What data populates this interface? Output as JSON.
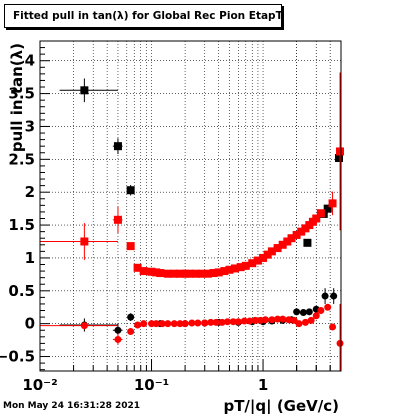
{
  "title": "Fitted pull in tan(λ) for Global Rec Pion EtapT",
  "footer_timestamp": "Mon May 24 16:31:28 2021",
  "chart_data": {
    "type": "scatter",
    "xlabel": "pT/|q| (GeV/c)",
    "ylabel": "pull in tan(λ)",
    "xscale": "log",
    "xlim": [
      0.01,
      5.0
    ],
    "ylim": [
      -0.72,
      4.3
    ],
    "grid": true,
    "x_ticks": [
      {
        "value": 0.01,
        "label": "10⁻²"
      },
      {
        "value": 0.1,
        "label": "10⁻¹"
      },
      {
        "value": 1,
        "label": "1"
      }
    ],
    "y_ticks": [
      -0.5,
      0,
      0.5,
      1,
      1.5,
      2,
      2.5,
      3,
      3.5,
      4
    ],
    "y_tick_labels": [
      "−0.5",
      "0",
      "0.5",
      "1",
      "1.5",
      "2",
      "2.5",
      "3",
      "3.5",
      "4"
    ],
    "colors": {
      "black": "#000000",
      "red": "#ff0000"
    },
    "series": [
      {
        "color": "#000000",
        "marker": "square",
        "points": [
          {
            "x": 0.025,
            "y": 3.55,
            "xerr": [
              0.015,
              0.05
            ],
            "yerr": 0.18
          },
          {
            "x": 0.05,
            "y": 2.7,
            "xerr": [
              0.045,
              0.055
            ],
            "yerr": 0.12
          },
          {
            "x": 0.065,
            "y": 2.03,
            "yerr": 0.08
          },
          {
            "x": 2.5,
            "y": 1.23
          },
          {
            "x": 3.5,
            "y": 1.67
          },
          {
            "x": 3.8,
            "y": 1.75
          },
          {
            "x": 4.8,
            "y": 2.52
          }
        ]
      },
      {
        "color": "#ff0000",
        "marker": "square",
        "points": [
          {
            "x": 0.025,
            "y": 1.25,
            "xerr": [
              0.01,
              0.05
            ],
            "yerr": 0.28
          },
          {
            "x": 0.05,
            "y": 1.58,
            "xerr": [
              0.045,
              0.055
            ],
            "yerr": 0.2
          },
          {
            "x": 0.065,
            "y": 1.18
          },
          {
            "x": 0.075,
            "y": 0.85
          },
          {
            "x": 0.085,
            "y": 0.8
          },
          {
            "x": 0.1,
            "y": 0.79
          },
          {
            "x": 0.11,
            "y": 0.78
          },
          {
            "x": 0.12,
            "y": 0.77
          },
          {
            "x": 0.14,
            "y": 0.76
          },
          {
            "x": 0.16,
            "y": 0.76
          },
          {
            "x": 0.18,
            "y": 0.76
          },
          {
            "x": 0.2,
            "y": 0.76
          },
          {
            "x": 0.22,
            "y": 0.76
          },
          {
            "x": 0.25,
            "y": 0.76
          },
          {
            "x": 0.28,
            "y": 0.76
          },
          {
            "x": 0.32,
            "y": 0.76
          },
          {
            "x": 0.36,
            "y": 0.77
          },
          {
            "x": 0.4,
            "y": 0.78
          },
          {
            "x": 0.45,
            "y": 0.8
          },
          {
            "x": 0.5,
            "y": 0.82
          },
          {
            "x": 0.56,
            "y": 0.84
          },
          {
            "x": 0.63,
            "y": 0.86
          },
          {
            "x": 0.7,
            "y": 0.88
          },
          {
            "x": 0.8,
            "y": 0.92
          },
          {
            "x": 0.9,
            "y": 0.96
          },
          {
            "x": 1.0,
            "y": 1.0
          },
          {
            "x": 1.1,
            "y": 1.05
          },
          {
            "x": 1.2,
            "y": 1.1
          },
          {
            "x": 1.35,
            "y": 1.15
          },
          {
            "x": 1.5,
            "y": 1.2
          },
          {
            "x": 1.65,
            "y": 1.25
          },
          {
            "x": 1.8,
            "y": 1.3
          },
          {
            "x": 2.0,
            "y": 1.35
          },
          {
            "x": 2.2,
            "y": 1.4
          },
          {
            "x": 2.4,
            "y": 1.45
          },
          {
            "x": 2.6,
            "y": 1.5
          },
          {
            "x": 2.8,
            "y": 1.55
          },
          {
            "x": 3.0,
            "y": 1.6
          },
          {
            "x": 3.3,
            "y": 1.68
          },
          {
            "x": 4.2,
            "y": 1.83,
            "yerr": 0.18
          },
          {
            "x": 4.9,
            "y": 2.62,
            "yerr": 1.2
          }
        ]
      },
      {
        "color": "#000000",
        "marker": "circle",
        "points": [
          {
            "x": 0.025,
            "y": -0.02,
            "xerr": [
              0.015,
              0.05
            ],
            "yerr": 0.1
          },
          {
            "x": 0.05,
            "y": -0.1,
            "xerr": [
              0.045,
              0.055
            ],
            "yerr": 0.1
          },
          {
            "x": 0.065,
            "y": 0.1,
            "yerr": 0.06
          },
          {
            "x": 0.12,
            "y": 0.0
          },
          {
            "x": 0.2,
            "y": 0.0
          },
          {
            "x": 0.3,
            "y": 0.01
          },
          {
            "x": 0.4,
            "y": 0.02
          },
          {
            "x": 0.6,
            "y": 0.02
          },
          {
            "x": 0.8,
            "y": 0.03
          },
          {
            "x": 1.0,
            "y": 0.03
          },
          {
            "x": 1.2,
            "y": 0.04
          },
          {
            "x": 1.5,
            "y": 0.05
          },
          {
            "x": 1.8,
            "y": 0.06
          },
          {
            "x": 2.0,
            "y": 0.18
          },
          {
            "x": 2.3,
            "y": 0.17
          },
          {
            "x": 2.6,
            "y": 0.18
          },
          {
            "x": 3.0,
            "y": 0.22
          },
          {
            "x": 3.6,
            "y": 0.42,
            "yerr": 0.12
          },
          {
            "x": 4.3,
            "y": 0.42,
            "yerr": 0.12
          }
        ]
      },
      {
        "color": "#ff0000",
        "marker": "circle",
        "points": [
          {
            "x": 0.025,
            "y": -0.03,
            "xerr": [
              0.01,
              0.05
            ],
            "yerr": 0.05
          },
          {
            "x": 0.05,
            "y": -0.24,
            "xerr": [
              0.045,
              0.055
            ],
            "yerr": 0.08
          },
          {
            "x": 0.065,
            "y": -0.12
          },
          {
            "x": 0.075,
            "y": -0.02
          },
          {
            "x": 0.085,
            "y": 0.0
          },
          {
            "x": 0.1,
            "y": 0.0
          },
          {
            "x": 0.11,
            "y": 0.0
          },
          {
            "x": 0.125,
            "y": 0.0
          },
          {
            "x": 0.14,
            "y": 0.0
          },
          {
            "x": 0.16,
            "y": 0.0
          },
          {
            "x": 0.18,
            "y": 0.0
          },
          {
            "x": 0.2,
            "y": 0.0
          },
          {
            "x": 0.23,
            "y": 0.01
          },
          {
            "x": 0.26,
            "y": 0.01
          },
          {
            "x": 0.3,
            "y": 0.01
          },
          {
            "x": 0.34,
            "y": 0.02
          },
          {
            "x": 0.38,
            "y": 0.02
          },
          {
            "x": 0.43,
            "y": 0.02
          },
          {
            "x": 0.48,
            "y": 0.03
          },
          {
            "x": 0.54,
            "y": 0.03
          },
          {
            "x": 0.6,
            "y": 0.03
          },
          {
            "x": 0.68,
            "y": 0.04
          },
          {
            "x": 0.76,
            "y": 0.04
          },
          {
            "x": 0.85,
            "y": 0.05
          },
          {
            "x": 0.95,
            "y": 0.05
          },
          {
            "x": 1.05,
            "y": 0.06
          },
          {
            "x": 1.2,
            "y": 0.06
          },
          {
            "x": 1.35,
            "y": 0.07
          },
          {
            "x": 1.5,
            "y": 0.07
          },
          {
            "x": 1.7,
            "y": 0.06
          },
          {
            "x": 1.9,
            "y": 0.05
          },
          {
            "x": 2.1,
            "y": 0.0
          },
          {
            "x": 2.4,
            "y": 0.02
          },
          {
            "x": 2.7,
            "y": 0.05
          },
          {
            "x": 3.0,
            "y": 0.12
          },
          {
            "x": 3.3,
            "y": 0.2
          },
          {
            "x": 3.8,
            "y": 0.25
          },
          {
            "x": 4.2,
            "y": -0.05
          },
          {
            "x": 4.9,
            "y": -0.3,
            "yerr": 0.6
          }
        ]
      }
    ]
  }
}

* **WHAT YOU SHOULD DO**
Return each full line of the entries that contains the word "pull".

* **ANSWER TO THIS EXERCISE**
  "title": "Fitted pull in tan(λ) for Global Rec Pion EtapT",
    "ylabel": "pull in tan(λ)",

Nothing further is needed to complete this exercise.